### SHORT EXERCISE:
Extract the full listing verbatim and drop any pictures from your copy.

### WORKING DATA:

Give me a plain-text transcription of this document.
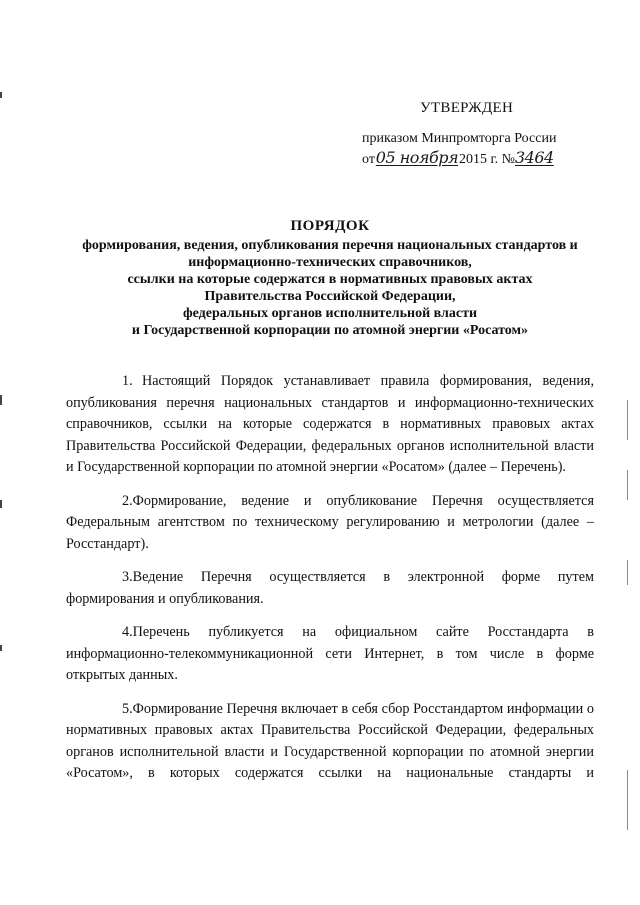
УТВЕРЖДЕН
приказом Минпромторга России
от05 ноября2015 г. №3464
ПОРЯДОК

формирования, ведения, опубликования перечня национальных стандартов и

информационно-технических справочников,

ссылки на которые содержатся в нормативных правовых актах

Правительства Российской Федерации,

федеральных органов исполнительной власти

и Государственной корпорации по атомной энергии «Росатом»

1. Настоящий Порядок устанавливает правила формирования, ведения, опубликования перечня национальных стандартов и информационно-технических справочников, ссылки на которые содержатся в нормативных правовых актах Правительства Российской Федерации, федеральных органов исполнительной власти и Государственной корпорации по атомной энергии «Росатом» (далее – Перечень).

2.Формирование, ведение и опубликование Перечня осуществляется Федеральным агентством по техническому регулированию и метрологии (далее – Росстандарт).

3.Ведение Перечня осуществляется в электронной форме путем
формирования и опубликования.

4.Перечень публикуется на официальном сайте Росстандарта в информационно-телекоммуникационной сети Интернет, в том числе в форме открытых данных.

5.Формирование Перечня включает в себя сбор Росстандартом информации о нормативных правовых актах Правительства Российской Федерации, федеральных органов исполнительной власти и Государственной корпорации по атомной энергии «Росатом», в которых содержатся ссылки на национальные стандарты и
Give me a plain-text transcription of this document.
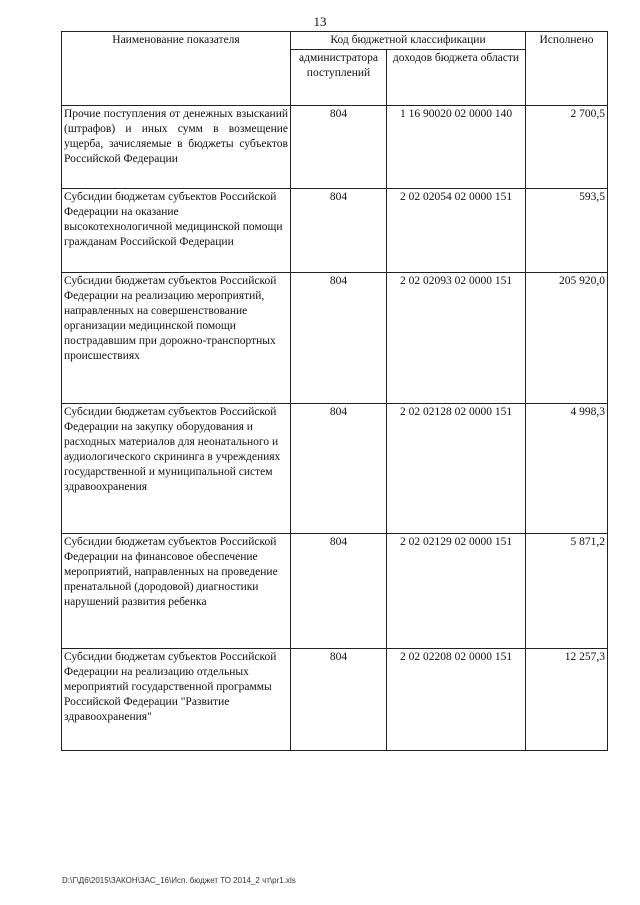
13
Наименование показателя	Код бюджетной классификации		Исполнено
	администратора поступлений	доходов бюджета области	
Прочие поступления от денежных взысканий (штрафов) и иных сумм в возмещение ущерба, зачисляемые в бюджеты субъектов Российской Федерации	804	1 16 90020 02 0000 140	2 700,5
Субсидии бюджетам субъектов Российской Федерации на оказание высокотехнологичной медицинской помощи гражданам Российской Федерации	804	2 02 02054 02 0000 151	593,5
Субсидии бюджетам субъектов Российской Федерации на реализацию мероприятий, направленных на совершенствование организации медицинской помощи пострадавшим при дорожно-транспортных происшествиях	804	2 02 02093 02 0000 151	205 920,0
Субсидии бюджетам субъектов Российской Федерации на закупку оборудования и расходных материалов для неонатального и аудиологического скрининга в учреждениях государственной и муниципальной систем здравоохранения	804	2 02 02128 02 0000 151	4 998,3
Субсидии бюджетам субъектов Российской Федерации на финансовое обеспечение мероприятий, направленных на проведение пренатальной (дородовой) диагностики нарушений развития ребенка	804	2 02 02129 02 0000 151	5 871,2
Субсидии бюджетам субъектов Российской Федерации на реализацию отдельных мероприятий государственной программы Российской Федерации "Развитие здравоохранения"	804	2 02 02208 02 0000 151	12 257,3
D:\Г\Д6\2015\ЗАКОН\ЗАС_16\Исп. бюджет ТО 2014_2 чт\pr1.xls
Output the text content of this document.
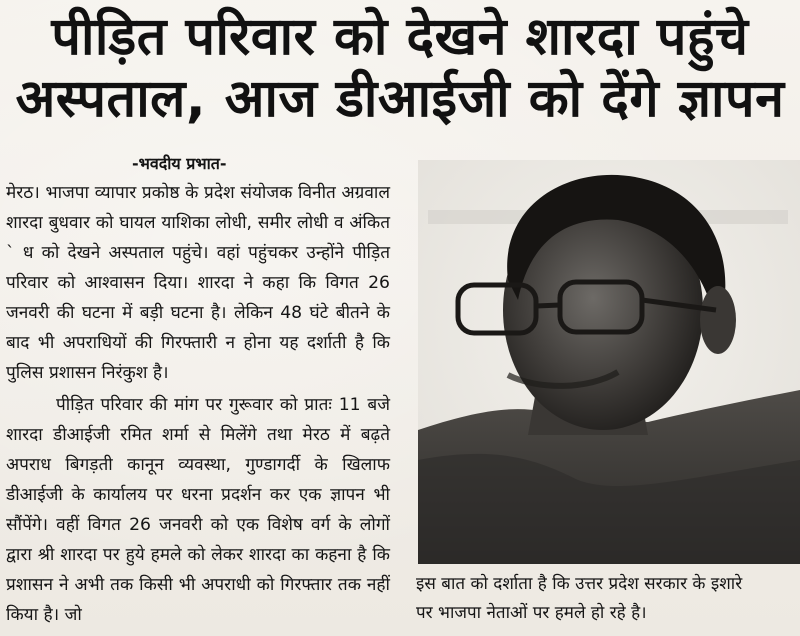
पीड़ित परिवार को देखने शारदा पहुंचे
अस्पताल, आज डीआईजी को देंगे ज्ञापन
-भवदीय प्रभात-

मेरठ। भाजपा व्यापार प्रकोष्ठ के प्रदेश संयोजक विनीत अग्रवाल शारदा बुधवार को घायल याशिका लोधी, समीर लोधी व अंकित ` ध को देखने अस्पताल पहुंचे। वहां पहुंचकर उन्होंने पीड़ित परिवार को आश्वासन दिया। शारदा ने कहा कि विगत 26 जनवरी की घटना में बड़ी घटना है। लेकिन 48 घंटे बीतने के बाद भी अपराधियों की गिरफ्तारी न होना यह दर्शाती है कि पुलिस प्रशासन निरंकुश है।

पीड़ित परिवार की मांग पर गुरूवार को प्रातः 11 बजे शारदा डीआईजी रमित शर्मा से मिलेंगे तथा मेरठ में बढ़ते अपराध बिगड़ती कानून व्यवस्था, गुण्डागर्दी के खिलाफ डीआईजी के कार्यालय पर धरना प्रदर्शन कर एक ज्ञापन भी सौंपेंगे। वहीं विगत 26 जनवरी को एक विशेष वर्ग के लोगों द्वारा श्री शारदा पर हुये हमले को लेकर शारदा का कहना है कि प्रशासन ने अभी तक किसी भी अपराधी को गिरफ्तार तक नहीं किया है। जो

इस बात को दर्शाता है कि उत्तर प्रदेश सरकार के इशारे
पर भाजपा नेताओं पर हमले हो रहे है।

### THE SOLUTION:
Give me a plain-text transcription of this document.
УТВЕРЖДЕН
приказом Минпромторга России
от05 ноября2015 г. №3464
ПОРЯДОК

формирования, ведения, опубликования перечня национальных стандартов и

информационно-технических справочников,

ссылки на которые содержатся в нормативных правовых актах

Правительства Российской Федерации,

федеральных органов исполнительной власти

и Государственной корпорации по атомной энергии «Росатом»

1. Настоящий Порядок устанавливает правила формирования, ведения, опубликования перечня национальных стандартов и информационно-технических справочников, ссылки на которые содержатся в нормативных правовых актах Правительства Российской Федерации, федеральных органов исполнительной власти и Государственной корпорации по атомной энергии «Росатом» (далее – Перечень).

2.Формирование, ведение и опубликование Перечня осуществляется Федеральным агентством по техническому регулированию и метрологии (далее – Росстандарт).

3.Ведение Перечня осуществляется в электронной форме путем
формирования и опубликования.

4.Перечень публикуется на официальном сайте Росстандарта в информационно-телекоммуникационной сети Интернет, в том числе в форме открытых данных.

5.Формирование Перечня включает в себя сбор Росстандартом информации о нормативных правовых актах Правительства Российской Федерации, федеральных органов исполнительной власти и Государственной корпорации по атомной энергии «Росатом», в которых содержатся ссылки на национальные стандарты и
Give me a plain-text transcription of this document.
13
Наименование показателя	Код бюджетной классификации		Исполнено
	администратора поступлений	доходов бюджета области	
Прочие поступления от денежных взысканий (штрафов) и иных сумм в возмещение ущерба, зачисляемые в бюджеты субъектов Российской Федерации	804	1 16 90020 02 0000 140	2 700,5
Субсидии бюджетам субъектов Российской Федерации на оказание высокотехнологичной медицинской помощи гражданам Российской Федерации	804	2 02 02054 02 0000 151	593,5
Субсидии бюджетам субъектов Российской Федерации на реализацию мероприятий, направленных на совершенствование организации медицинской помощи пострадавшим при дорожно-транспортных происшествиях	804	2 02 02093 02 0000 151	205 920,0
Субсидии бюджетам субъектов Российской Федерации на закупку оборудования и расходных материалов для неонатального и аудиологического скрининга в учреждениях государственной и муниципальной систем здравоохранения	804	2 02 02128 02 0000 151	4 998,3
Субсидии бюджетам субъектов Российской Федерации на финансовое обеспечение мероприятий, направленных на проведение пренатальной (дородовой) диагностики нарушений развития ребенка	804	2 02 02129 02 0000 151	5 871,2
Субсидии бюджетам субъектов Российской Федерации на реализацию отдельных мероприятий государственной программы Российской Федерации "Развитие здравоохранения"	804	2 02 02208 02 0000 151	12 257,3
D:\Г\Д6\2015\ЗАКОН\ЗАС_16\Исп. бюджет ТО 2014_2 чт\pr1.xls
Output the text content of this document.
पीड़ित परिवार को देखने शारदा पहुंचे
अस्पताल, आज डीआईजी को देंगे ज्ञापन
-भवदीय प्रभात-

मेरठ। भाजपा व्यापार प्रकोष्ठ के प्रदेश संयोजक विनीत अग्रवाल शारदा बुधवार को घायल याशिका लोधी, समीर लोधी व अंकित ` ध को देखने अस्पताल पहुंचे। वहां पहुंचकर उन्होंने पीड़ित परिवार को आश्वासन दिया। शारदा ने कहा कि विगत 26 जनवरी की घटना में बड़ी घटना है। लेकिन 48 घंटे बीतने के बाद भी अपराधियों की गिरफ्तारी न होना यह दर्शाती है कि पुलिस प्रशासन निरंकुश है।

पीड़ित परिवार की मांग पर गुरूवार को प्रातः 11 बजे शारदा डीआईजी रमित शर्मा से मिलेंगे तथा मेरठ में बढ़ते अपराध बिगड़ती कानून व्यवस्था, गुण्डागर्दी के खिलाफ डीआईजी के कार्यालय पर धरना प्रदर्शन कर एक ज्ञापन भी सौंपेंगे। वहीं विगत 26 जनवरी को एक विशेष वर्ग के लोगों द्वारा श्री शारदा पर हुये हमले को लेकर शारदा का कहना है कि प्रशासन ने अभी तक किसी भी अपराधी को गिरफ्तार तक नहीं किया है। जो

इस बात को दर्शाता है कि उत्तर प्रदेश सरकार के इशारे
पर भाजपा नेताओं पर हमले हो रहे है।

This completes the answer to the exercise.